▶ **STATED TASK**
Lines containing the string "активного" are to be counted; report the number and nothing more.
## BEGIN MATERIAL FOR THE TASK
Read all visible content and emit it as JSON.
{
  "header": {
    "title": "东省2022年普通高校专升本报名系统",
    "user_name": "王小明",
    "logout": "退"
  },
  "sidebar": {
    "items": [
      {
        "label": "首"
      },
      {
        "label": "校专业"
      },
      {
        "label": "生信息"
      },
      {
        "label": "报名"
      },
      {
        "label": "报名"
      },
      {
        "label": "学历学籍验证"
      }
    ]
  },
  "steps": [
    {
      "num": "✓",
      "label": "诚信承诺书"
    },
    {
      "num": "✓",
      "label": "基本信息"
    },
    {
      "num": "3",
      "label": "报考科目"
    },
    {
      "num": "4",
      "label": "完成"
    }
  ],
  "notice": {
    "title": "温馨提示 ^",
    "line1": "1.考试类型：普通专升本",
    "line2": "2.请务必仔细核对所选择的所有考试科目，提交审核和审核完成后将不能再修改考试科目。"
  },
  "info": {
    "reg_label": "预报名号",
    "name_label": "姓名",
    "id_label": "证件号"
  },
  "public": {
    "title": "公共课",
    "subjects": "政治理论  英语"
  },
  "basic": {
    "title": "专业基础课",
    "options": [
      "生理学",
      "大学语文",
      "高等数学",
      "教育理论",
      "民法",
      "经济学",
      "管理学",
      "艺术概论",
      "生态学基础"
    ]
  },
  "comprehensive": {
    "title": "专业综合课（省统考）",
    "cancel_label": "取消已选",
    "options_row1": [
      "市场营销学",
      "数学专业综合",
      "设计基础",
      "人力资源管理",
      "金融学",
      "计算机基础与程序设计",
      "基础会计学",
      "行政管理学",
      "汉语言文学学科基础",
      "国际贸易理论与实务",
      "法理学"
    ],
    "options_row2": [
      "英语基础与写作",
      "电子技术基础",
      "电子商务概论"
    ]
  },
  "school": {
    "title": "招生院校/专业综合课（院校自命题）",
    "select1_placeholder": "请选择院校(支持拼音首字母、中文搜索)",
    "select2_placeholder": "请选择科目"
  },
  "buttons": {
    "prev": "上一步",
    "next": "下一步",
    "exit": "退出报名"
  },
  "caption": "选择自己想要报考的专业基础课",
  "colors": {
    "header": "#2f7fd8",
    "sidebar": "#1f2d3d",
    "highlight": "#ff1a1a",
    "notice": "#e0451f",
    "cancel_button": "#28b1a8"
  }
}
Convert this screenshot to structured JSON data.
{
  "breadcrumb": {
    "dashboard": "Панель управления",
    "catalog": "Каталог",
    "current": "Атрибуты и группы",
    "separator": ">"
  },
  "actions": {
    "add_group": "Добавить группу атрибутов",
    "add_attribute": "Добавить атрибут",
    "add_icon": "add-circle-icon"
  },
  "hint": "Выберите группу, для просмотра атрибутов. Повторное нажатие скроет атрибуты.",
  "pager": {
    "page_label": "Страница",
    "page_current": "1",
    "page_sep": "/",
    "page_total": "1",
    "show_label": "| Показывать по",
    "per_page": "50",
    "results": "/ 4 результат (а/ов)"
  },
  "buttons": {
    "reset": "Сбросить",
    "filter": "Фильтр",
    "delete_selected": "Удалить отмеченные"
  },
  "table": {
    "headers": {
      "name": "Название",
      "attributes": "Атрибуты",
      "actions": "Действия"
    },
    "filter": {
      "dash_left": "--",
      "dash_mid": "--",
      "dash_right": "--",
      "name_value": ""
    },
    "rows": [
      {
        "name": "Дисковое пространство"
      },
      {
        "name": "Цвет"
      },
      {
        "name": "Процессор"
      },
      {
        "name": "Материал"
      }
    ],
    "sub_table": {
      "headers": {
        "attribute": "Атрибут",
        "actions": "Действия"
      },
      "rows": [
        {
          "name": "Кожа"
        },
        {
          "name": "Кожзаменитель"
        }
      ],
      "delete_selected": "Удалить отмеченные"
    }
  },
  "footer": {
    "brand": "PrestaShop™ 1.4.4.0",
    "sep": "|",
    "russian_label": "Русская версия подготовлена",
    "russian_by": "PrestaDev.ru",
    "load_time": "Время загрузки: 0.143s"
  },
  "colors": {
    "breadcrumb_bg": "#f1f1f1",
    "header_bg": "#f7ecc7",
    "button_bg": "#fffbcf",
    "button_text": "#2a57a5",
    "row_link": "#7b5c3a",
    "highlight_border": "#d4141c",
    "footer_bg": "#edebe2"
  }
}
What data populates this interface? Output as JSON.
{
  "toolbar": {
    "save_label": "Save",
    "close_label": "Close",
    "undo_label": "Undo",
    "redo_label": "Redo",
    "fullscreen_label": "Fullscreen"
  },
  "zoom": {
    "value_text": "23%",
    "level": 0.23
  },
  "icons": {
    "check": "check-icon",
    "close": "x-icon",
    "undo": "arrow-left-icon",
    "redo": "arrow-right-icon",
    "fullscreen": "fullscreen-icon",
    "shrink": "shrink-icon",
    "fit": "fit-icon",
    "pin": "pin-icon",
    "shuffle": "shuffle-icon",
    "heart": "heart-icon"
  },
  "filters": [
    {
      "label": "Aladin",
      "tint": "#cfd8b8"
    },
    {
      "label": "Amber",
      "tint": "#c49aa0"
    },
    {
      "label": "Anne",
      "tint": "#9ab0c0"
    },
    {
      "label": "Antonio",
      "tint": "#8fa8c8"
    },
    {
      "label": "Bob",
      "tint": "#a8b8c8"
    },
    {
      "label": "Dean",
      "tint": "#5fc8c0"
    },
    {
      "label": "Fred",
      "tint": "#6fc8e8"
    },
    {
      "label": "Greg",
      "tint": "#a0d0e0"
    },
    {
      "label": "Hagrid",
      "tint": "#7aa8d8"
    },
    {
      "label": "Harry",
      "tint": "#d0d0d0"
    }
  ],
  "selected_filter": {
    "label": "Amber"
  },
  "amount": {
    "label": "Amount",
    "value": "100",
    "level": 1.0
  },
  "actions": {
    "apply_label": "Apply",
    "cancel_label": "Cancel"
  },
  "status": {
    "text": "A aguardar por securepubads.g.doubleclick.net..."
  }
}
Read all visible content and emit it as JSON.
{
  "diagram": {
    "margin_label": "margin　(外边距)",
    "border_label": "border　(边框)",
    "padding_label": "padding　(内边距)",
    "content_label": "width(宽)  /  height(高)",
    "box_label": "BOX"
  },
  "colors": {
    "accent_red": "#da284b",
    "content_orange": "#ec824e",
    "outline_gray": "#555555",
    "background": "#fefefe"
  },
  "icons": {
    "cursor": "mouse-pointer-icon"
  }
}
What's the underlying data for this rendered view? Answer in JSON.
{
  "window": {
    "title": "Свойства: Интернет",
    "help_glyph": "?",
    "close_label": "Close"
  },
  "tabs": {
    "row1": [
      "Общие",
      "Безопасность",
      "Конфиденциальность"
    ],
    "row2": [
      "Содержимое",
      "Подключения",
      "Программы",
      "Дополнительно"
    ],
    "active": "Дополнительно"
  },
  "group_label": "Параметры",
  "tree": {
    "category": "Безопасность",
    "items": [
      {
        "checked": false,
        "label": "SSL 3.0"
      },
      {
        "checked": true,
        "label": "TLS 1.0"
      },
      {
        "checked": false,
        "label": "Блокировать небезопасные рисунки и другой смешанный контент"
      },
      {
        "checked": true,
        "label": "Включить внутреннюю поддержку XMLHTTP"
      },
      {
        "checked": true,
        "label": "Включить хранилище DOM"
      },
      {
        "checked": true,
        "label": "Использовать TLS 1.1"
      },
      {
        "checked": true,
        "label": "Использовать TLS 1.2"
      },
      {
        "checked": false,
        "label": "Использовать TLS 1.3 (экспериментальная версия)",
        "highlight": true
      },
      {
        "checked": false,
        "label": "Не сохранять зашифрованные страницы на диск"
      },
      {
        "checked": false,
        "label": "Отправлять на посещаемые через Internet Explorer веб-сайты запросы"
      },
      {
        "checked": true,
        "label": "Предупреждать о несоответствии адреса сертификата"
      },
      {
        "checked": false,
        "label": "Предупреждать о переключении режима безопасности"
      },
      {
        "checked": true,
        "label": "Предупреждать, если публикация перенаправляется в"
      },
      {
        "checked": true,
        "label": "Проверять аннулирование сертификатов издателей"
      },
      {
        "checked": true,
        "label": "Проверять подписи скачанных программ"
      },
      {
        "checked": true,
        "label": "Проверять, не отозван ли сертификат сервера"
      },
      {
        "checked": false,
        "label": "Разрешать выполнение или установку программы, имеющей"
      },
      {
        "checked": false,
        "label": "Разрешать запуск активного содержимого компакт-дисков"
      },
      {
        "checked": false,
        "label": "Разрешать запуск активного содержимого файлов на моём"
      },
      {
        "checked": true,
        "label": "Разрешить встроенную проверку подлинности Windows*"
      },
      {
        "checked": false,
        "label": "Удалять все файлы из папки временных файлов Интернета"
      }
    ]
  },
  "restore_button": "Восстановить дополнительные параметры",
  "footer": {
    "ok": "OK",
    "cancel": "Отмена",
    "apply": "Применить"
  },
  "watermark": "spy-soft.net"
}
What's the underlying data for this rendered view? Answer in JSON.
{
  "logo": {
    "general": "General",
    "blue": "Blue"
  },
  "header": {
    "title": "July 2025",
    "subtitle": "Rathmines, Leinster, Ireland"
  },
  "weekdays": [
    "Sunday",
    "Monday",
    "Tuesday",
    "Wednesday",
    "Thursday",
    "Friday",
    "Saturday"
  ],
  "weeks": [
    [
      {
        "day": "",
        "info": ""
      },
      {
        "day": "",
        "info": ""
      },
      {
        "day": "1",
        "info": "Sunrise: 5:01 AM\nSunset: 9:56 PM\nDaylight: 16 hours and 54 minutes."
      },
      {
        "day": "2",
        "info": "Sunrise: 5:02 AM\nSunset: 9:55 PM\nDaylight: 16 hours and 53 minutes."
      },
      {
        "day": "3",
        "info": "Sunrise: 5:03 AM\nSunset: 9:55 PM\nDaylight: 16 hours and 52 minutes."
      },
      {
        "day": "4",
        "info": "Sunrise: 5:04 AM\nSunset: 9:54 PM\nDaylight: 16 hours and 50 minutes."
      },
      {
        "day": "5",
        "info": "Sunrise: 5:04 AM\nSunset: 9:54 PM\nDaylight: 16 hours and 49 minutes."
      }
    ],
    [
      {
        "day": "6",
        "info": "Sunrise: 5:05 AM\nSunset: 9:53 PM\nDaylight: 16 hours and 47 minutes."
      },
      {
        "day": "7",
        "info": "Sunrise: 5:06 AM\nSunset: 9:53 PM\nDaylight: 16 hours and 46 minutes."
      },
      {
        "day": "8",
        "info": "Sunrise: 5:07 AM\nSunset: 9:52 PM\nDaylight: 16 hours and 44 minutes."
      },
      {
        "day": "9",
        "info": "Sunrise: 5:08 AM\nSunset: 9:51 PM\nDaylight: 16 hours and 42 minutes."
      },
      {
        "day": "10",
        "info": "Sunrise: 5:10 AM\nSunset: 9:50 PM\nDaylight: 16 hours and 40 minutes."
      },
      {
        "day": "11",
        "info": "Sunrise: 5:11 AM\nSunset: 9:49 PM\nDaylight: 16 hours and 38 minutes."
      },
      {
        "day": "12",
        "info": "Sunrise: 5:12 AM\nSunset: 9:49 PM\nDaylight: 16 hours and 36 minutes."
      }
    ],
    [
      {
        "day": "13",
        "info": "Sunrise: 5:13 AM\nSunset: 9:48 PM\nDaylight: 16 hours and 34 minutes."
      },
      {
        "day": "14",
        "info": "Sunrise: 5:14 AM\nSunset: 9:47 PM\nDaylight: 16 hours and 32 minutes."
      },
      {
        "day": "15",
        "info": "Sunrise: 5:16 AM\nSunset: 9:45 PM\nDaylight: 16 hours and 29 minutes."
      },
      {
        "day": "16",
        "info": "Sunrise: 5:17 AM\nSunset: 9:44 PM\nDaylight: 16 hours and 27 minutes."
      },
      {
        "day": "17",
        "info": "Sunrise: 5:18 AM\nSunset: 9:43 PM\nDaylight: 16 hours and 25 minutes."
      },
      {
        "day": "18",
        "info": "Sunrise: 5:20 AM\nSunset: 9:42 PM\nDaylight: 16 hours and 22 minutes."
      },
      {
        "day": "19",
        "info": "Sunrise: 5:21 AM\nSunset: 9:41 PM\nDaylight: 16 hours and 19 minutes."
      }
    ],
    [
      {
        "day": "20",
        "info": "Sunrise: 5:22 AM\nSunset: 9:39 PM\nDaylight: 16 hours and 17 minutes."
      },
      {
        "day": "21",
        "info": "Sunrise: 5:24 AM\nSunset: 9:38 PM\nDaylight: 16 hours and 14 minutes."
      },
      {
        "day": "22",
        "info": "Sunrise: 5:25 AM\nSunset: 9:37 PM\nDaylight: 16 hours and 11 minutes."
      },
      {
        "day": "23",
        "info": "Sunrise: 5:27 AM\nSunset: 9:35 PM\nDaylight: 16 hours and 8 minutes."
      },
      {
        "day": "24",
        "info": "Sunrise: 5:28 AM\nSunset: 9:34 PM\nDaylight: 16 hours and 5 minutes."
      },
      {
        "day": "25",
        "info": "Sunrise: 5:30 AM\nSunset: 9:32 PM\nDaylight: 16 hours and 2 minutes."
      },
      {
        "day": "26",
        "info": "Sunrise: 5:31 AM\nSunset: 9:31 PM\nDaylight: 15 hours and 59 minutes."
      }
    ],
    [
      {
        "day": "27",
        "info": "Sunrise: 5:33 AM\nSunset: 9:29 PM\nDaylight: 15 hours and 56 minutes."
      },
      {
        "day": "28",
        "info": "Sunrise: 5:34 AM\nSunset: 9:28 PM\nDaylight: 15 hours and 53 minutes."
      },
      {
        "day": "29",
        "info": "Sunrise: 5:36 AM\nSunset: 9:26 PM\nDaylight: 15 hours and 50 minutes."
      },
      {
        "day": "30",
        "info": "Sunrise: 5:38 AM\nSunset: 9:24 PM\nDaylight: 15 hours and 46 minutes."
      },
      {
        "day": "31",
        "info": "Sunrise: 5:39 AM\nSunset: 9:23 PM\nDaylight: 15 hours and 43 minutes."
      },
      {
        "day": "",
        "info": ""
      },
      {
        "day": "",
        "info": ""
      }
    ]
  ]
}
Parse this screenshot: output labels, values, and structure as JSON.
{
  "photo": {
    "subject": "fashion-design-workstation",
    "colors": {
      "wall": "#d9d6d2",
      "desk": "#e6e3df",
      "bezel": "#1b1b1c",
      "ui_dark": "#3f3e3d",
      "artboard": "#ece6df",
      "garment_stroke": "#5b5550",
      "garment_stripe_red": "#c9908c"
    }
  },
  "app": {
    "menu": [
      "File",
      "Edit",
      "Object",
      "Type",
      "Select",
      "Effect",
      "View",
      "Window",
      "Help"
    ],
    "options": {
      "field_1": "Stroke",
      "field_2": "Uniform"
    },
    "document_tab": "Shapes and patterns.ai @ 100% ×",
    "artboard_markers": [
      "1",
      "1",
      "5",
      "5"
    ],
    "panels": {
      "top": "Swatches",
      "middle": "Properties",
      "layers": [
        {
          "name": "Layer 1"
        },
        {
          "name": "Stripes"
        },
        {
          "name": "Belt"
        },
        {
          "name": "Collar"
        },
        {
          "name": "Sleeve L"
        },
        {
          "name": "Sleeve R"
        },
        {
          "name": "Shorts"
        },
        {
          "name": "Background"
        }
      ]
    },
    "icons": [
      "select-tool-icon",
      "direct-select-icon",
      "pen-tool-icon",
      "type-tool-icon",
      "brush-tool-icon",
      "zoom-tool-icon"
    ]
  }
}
## END MATERIAL FOR THE TASK
▶ **REPLY TO THE EXERCISE**
2